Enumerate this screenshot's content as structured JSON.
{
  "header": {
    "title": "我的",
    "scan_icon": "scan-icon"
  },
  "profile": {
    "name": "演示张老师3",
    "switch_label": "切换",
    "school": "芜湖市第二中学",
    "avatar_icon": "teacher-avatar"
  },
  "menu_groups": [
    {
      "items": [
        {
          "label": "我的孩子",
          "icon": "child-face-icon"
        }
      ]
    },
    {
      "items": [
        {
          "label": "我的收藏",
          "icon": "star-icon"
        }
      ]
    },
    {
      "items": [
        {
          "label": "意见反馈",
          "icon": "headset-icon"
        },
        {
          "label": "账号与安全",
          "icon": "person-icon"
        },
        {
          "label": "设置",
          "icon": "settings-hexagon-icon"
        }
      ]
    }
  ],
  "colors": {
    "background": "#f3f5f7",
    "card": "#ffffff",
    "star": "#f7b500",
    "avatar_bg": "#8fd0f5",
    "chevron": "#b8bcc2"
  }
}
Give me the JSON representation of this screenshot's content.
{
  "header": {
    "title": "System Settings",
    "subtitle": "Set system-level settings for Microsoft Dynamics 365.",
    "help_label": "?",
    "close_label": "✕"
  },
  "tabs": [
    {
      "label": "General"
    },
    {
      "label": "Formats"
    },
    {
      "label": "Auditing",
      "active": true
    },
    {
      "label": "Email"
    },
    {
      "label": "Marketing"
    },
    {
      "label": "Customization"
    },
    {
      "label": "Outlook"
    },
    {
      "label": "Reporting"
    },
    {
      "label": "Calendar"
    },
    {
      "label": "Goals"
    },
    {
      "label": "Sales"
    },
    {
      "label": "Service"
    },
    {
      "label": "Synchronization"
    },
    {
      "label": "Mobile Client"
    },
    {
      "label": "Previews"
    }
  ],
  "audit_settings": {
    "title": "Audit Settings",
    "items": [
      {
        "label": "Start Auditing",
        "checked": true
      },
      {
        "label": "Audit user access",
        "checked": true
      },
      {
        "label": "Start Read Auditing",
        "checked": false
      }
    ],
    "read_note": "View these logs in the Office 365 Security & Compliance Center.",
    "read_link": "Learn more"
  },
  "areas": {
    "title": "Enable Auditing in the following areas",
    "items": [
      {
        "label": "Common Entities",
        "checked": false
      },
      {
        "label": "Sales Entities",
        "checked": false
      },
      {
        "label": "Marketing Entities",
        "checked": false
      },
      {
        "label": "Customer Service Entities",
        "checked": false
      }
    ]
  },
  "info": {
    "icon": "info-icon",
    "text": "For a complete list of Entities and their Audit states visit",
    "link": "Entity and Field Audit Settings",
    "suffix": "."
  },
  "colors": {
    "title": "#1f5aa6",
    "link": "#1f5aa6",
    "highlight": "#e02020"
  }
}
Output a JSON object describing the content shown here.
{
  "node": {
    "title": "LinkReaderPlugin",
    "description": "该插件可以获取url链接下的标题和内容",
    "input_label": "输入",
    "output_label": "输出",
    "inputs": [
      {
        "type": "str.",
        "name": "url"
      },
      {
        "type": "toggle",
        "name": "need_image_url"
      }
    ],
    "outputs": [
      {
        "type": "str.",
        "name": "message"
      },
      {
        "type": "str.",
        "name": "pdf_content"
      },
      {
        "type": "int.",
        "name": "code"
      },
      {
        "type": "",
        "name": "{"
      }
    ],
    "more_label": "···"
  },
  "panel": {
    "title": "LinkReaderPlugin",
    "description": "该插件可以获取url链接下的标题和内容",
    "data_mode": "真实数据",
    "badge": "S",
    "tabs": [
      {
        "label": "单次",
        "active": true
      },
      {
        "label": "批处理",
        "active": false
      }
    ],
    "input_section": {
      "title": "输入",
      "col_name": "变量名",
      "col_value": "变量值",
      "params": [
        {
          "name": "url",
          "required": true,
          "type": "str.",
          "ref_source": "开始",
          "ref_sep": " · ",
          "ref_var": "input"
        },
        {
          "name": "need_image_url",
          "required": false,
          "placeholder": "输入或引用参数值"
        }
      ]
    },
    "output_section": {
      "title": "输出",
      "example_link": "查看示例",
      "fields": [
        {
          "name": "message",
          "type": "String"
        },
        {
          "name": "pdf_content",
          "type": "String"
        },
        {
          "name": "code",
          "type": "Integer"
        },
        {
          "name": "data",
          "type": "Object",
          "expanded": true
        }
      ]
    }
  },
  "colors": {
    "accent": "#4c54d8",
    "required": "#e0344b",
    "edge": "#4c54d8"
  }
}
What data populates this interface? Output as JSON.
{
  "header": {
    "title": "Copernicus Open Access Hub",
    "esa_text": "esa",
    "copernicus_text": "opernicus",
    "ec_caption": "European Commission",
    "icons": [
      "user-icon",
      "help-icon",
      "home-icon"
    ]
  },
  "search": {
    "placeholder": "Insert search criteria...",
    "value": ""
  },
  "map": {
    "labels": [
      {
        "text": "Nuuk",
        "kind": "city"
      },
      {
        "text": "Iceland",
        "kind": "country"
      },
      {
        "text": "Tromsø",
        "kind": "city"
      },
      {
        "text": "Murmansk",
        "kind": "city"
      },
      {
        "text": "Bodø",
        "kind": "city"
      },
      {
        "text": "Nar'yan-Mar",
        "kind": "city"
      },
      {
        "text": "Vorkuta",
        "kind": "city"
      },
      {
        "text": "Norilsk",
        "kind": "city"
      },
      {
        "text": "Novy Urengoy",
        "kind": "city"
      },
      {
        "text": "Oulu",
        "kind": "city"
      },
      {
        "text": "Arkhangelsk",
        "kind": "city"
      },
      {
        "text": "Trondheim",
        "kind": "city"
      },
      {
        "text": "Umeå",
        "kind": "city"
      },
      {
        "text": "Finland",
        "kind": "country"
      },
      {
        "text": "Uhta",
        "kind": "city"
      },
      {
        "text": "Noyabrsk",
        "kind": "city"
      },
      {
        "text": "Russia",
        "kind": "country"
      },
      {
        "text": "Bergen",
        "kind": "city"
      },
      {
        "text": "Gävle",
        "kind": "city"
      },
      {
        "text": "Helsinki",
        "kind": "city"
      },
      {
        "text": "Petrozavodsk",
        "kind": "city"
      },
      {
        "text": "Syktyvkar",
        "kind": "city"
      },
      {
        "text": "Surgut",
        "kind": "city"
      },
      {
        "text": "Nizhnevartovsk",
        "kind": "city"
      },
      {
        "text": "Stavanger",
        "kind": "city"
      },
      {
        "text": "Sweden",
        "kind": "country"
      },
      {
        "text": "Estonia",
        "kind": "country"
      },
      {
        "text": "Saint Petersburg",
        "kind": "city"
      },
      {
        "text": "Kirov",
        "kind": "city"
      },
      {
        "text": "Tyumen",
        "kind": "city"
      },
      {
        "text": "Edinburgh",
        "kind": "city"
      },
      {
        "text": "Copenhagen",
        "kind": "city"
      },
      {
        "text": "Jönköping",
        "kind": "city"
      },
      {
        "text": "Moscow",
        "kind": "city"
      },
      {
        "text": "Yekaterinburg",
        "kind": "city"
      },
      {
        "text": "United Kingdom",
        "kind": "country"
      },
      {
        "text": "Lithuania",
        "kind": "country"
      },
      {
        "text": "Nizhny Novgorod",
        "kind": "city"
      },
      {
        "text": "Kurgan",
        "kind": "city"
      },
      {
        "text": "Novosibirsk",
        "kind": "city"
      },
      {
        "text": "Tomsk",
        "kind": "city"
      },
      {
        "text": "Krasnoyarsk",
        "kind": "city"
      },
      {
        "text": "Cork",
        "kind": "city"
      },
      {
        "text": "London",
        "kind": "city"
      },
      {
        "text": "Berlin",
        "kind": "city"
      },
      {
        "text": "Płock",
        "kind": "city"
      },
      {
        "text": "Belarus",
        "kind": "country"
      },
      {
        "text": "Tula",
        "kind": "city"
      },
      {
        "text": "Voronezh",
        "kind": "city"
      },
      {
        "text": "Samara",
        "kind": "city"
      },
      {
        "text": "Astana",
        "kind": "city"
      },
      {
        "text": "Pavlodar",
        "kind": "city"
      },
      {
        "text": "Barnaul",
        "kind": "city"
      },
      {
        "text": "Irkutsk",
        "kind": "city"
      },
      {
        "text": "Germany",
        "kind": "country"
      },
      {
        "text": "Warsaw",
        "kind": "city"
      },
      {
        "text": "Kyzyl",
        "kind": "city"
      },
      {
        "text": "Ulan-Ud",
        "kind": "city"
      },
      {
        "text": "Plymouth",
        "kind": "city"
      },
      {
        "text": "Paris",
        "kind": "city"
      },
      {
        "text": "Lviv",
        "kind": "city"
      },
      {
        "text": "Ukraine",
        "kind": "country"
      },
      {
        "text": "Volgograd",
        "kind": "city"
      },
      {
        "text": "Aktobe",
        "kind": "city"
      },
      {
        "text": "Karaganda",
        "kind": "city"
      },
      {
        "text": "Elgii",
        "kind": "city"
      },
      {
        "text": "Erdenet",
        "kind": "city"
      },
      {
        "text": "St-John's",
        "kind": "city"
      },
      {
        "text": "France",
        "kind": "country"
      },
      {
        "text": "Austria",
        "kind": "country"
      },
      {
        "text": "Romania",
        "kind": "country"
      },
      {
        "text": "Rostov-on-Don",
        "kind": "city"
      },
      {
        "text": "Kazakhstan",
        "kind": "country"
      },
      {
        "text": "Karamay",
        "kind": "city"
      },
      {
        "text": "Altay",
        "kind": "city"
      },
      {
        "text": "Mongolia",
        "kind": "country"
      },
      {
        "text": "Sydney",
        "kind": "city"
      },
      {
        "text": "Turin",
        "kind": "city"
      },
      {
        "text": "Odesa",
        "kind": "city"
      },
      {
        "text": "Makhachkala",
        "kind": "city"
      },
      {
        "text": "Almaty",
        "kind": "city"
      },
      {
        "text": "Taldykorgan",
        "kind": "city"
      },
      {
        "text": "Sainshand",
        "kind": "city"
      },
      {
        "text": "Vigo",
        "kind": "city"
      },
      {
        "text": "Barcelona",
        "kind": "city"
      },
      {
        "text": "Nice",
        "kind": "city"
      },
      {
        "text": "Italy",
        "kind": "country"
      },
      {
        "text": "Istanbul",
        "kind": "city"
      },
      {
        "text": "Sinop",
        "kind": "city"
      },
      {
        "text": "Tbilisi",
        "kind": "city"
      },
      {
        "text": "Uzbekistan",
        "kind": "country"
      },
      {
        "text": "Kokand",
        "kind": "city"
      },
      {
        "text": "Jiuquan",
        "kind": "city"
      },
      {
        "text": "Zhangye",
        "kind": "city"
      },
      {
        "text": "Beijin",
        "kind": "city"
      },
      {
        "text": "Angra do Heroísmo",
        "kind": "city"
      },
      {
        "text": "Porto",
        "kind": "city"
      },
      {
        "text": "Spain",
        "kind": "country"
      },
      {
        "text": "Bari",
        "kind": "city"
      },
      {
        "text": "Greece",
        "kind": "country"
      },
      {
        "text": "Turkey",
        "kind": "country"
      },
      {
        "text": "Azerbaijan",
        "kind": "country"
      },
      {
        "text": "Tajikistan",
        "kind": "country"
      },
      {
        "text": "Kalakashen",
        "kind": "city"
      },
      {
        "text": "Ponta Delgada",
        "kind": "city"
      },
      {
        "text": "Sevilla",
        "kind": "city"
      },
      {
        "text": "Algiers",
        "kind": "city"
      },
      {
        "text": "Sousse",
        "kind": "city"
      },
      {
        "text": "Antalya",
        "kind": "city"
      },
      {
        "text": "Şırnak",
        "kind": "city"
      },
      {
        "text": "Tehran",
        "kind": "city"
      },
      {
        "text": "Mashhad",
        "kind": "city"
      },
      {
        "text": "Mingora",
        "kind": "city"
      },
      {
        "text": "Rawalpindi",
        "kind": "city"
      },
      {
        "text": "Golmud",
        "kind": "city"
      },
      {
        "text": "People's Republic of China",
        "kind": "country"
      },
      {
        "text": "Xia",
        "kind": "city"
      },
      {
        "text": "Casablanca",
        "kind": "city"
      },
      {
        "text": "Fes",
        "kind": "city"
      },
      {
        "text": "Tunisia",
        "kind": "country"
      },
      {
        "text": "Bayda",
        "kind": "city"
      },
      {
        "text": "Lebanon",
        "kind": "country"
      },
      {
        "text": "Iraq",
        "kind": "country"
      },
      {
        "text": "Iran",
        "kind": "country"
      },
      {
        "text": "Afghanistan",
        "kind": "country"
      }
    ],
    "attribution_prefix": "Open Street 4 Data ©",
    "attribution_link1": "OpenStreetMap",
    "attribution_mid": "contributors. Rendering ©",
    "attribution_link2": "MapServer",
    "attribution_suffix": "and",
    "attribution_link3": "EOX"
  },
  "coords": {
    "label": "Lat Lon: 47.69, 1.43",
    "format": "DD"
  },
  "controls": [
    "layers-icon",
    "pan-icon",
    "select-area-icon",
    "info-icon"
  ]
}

======

Copy all lines in the listing above where the string "Start" appears.

Solution to this task:
        "label": "Start Auditing",
        "label": "Start Read Auditing",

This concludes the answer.